Work to complete:
Repeat the blog post about Panoramio and GeoTagger word for word, in full.

*** Passage ***

Saturday, October 14, 2006

Panoramio Experience (update)

In my last post I lamented that Panoramio and GeoTagger did not *seem* to play together. I was very wrong. GeoTagger does indeed add GPS coordinates to the EXIF jpegs, and Panoramio does indeed read that EXIF info and map the jpegs appropriately. It all works like butter.

Here's where "user error" (my bad) came into play: when I uploaded the GeoTagged images via Panoramio's browser-based uploader, I was impatient. And because I saw the "Map this Photo" button, I incorrectly assumed that it hadn't read the GPS coordinates. Had I clicked "Finish" it would have been automatically read and mapped.

My apologies to both Panoramio and GeoTagger, both of whom have contacted me to help me figure it out (which is very cool, thanks guys!).

What I'm doing, as part of a Local Games Lab project, is assembling a place-based GeoCultural tour of a Madison, Wisconsin neighborhood that had been decimated by "Urban Renewal" project in the 1960s. This will eventually (this upcoming week) be ported to GPS-enabled Pocket PCs as a walking tour, and ultimately evolve into a game playable by three roles: Urban Planner, Ethnographer, and Historian. For now, I've overlayed a historical map in Google Earth that shows streets and features that have been bulldozed, and I use it to locate images based on other information we have. On Google Earth, it looks like this right now:I figure that it would be a good thing to have an option to do a web version of the tour even if you didn't have access to the handheld computers, or weren't in Madison, so combination of Panoramio and GeoTagger seem to be the best and easiest ways to do that. And I'm even more excited that they're cool, dedicated people.

*** Study material ***

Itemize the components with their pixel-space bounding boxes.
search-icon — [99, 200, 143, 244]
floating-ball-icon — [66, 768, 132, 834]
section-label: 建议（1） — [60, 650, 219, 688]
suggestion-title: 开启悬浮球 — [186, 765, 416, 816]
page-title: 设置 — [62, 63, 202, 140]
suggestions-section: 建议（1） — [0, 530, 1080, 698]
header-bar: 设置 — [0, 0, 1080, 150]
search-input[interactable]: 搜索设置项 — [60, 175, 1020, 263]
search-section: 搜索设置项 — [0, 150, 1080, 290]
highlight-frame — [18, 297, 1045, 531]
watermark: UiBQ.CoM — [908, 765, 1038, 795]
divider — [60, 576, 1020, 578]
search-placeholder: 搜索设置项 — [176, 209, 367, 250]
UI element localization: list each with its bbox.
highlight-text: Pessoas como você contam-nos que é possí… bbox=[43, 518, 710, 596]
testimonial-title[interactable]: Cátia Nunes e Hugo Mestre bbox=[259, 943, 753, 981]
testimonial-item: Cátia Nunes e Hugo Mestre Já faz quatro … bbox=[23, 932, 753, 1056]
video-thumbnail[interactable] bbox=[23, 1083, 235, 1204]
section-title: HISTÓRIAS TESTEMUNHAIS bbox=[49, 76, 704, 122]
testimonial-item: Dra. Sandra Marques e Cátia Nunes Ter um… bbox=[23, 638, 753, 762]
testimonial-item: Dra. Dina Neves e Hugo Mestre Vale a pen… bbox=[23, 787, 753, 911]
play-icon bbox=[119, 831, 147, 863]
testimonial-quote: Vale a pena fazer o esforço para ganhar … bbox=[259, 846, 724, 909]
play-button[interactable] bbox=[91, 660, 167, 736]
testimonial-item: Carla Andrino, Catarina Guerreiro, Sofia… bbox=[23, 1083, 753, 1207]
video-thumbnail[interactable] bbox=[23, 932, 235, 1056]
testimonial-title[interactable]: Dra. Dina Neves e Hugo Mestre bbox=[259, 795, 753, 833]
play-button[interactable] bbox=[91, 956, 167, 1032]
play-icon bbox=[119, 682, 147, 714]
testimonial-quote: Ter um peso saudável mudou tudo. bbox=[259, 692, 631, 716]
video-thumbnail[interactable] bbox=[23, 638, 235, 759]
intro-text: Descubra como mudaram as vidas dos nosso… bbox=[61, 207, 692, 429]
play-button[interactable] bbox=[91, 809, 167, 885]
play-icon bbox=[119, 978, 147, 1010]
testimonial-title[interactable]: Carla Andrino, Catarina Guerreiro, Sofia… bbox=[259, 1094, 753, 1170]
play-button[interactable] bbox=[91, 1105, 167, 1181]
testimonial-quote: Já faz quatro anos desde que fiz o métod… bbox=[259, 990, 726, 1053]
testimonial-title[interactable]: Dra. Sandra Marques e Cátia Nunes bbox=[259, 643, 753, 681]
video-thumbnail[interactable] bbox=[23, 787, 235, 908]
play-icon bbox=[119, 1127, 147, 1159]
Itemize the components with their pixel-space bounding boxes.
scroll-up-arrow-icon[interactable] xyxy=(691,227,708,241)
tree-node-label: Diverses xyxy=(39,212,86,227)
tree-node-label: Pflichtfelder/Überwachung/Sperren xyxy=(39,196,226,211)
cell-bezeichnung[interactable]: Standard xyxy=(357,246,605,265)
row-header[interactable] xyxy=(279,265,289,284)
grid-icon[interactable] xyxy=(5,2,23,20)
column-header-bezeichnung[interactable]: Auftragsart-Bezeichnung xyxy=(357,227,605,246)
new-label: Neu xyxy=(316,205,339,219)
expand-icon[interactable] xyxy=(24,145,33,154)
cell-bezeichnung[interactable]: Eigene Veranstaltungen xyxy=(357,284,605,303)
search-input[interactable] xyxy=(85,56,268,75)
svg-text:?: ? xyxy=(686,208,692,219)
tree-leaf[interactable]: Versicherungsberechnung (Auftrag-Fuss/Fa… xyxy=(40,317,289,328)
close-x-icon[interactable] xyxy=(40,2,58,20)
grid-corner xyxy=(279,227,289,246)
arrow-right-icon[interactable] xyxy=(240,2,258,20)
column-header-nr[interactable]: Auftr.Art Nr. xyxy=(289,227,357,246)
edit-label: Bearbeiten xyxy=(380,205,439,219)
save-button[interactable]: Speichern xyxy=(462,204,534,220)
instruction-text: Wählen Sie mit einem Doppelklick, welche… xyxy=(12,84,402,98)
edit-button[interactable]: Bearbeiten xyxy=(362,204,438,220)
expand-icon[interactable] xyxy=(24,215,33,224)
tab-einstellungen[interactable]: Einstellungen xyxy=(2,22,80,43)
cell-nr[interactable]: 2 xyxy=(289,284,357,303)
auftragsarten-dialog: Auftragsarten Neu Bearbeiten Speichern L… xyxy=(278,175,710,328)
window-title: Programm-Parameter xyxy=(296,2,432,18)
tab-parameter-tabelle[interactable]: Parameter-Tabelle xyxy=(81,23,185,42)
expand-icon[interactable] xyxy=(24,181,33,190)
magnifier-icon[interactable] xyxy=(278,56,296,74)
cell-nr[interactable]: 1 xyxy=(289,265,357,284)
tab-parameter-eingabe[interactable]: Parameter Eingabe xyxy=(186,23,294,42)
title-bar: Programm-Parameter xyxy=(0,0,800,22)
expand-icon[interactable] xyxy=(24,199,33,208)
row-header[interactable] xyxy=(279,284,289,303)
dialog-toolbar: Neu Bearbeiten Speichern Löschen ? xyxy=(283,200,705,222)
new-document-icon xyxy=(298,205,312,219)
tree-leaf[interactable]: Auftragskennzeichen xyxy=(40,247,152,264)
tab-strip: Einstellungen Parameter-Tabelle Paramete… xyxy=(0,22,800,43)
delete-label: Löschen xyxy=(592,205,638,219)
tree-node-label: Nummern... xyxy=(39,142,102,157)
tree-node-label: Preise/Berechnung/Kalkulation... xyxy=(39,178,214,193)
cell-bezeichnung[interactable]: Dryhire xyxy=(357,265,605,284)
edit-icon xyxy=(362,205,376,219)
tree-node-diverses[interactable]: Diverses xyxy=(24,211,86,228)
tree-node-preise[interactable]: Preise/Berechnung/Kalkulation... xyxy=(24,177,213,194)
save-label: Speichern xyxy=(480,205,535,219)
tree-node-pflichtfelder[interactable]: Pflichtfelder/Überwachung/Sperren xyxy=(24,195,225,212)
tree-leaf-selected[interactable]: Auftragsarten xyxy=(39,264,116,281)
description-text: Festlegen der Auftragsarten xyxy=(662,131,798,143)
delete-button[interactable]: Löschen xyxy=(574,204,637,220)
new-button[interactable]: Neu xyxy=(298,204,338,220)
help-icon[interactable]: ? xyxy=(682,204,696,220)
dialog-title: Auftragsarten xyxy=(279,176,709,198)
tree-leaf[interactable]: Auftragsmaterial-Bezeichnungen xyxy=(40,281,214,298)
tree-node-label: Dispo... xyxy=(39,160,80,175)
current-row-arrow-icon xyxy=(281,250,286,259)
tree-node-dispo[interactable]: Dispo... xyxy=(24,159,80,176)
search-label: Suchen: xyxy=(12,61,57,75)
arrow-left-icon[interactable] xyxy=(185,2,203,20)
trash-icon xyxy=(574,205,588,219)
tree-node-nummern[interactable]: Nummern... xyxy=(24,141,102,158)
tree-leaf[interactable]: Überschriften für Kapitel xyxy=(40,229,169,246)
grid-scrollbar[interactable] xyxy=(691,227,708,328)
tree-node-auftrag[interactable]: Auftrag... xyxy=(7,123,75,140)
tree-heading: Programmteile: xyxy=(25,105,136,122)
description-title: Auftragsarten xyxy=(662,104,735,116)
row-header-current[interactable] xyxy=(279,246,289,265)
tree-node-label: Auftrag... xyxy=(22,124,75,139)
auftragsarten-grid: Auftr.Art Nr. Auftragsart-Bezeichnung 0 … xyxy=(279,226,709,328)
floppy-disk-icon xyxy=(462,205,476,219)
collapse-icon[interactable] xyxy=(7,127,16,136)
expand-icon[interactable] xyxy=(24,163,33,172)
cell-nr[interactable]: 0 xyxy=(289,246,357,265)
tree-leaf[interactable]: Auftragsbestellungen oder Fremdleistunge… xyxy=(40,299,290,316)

***

Result for this exercise:
Saturday, October 14, 2006

Panoramio Experience (update)

In my last post I lamented that Panoramio and GeoTagger did not *seem* to play together. I was very wrong. GeoTagger does indeed add GPS coordinates to the EXIF jpegs, and Panoramio does indeed read that EXIF info and map the jpegs appropriately. It all works like butter.

Here's where "user error" (my bad) came into play: when I uploaded the GeoTagged images via Panoramio's browser-based uploader, I was impatient. And because I saw the "Map this Photo" button, I incorrectly assumed that it hadn't read the GPS coordinates. Had I clicked "Finish" it would have been automatically read and mapped.

My apologies to both Panoramio and GeoTagger, both of whom have contacted me to help me figure it out (which is very cool, thanks guys!).

What I'm doing, as part of a Local Games Lab project, is assembling a place-based GeoCultural tour of a Madison, Wisconsin neighborhood that had been decimated by "Urban Renewal" project in the 1960s. This will eventually (this upcoming week) be ported to GPS-enabled Pocket PCs as a walking tour, and ultimately evolve into a game playable by three roles: Urban Planner, Ethnographer, and Historian. For now, I've overlayed a historical map in Google Earth that shows streets and features that have been bulldozed, and I use it to locate images based on other information we have. On Google Earth, it looks like this right now:I figure that it would be a good thing to have an option to do a web version of the tour even if you didn't have access to the handheld computers, or weren't in Madison, so combination of Panoramio and GeoTagger seem to be the best and easiest ways to do that. And I'm even more excited that they're cool, dedicated people.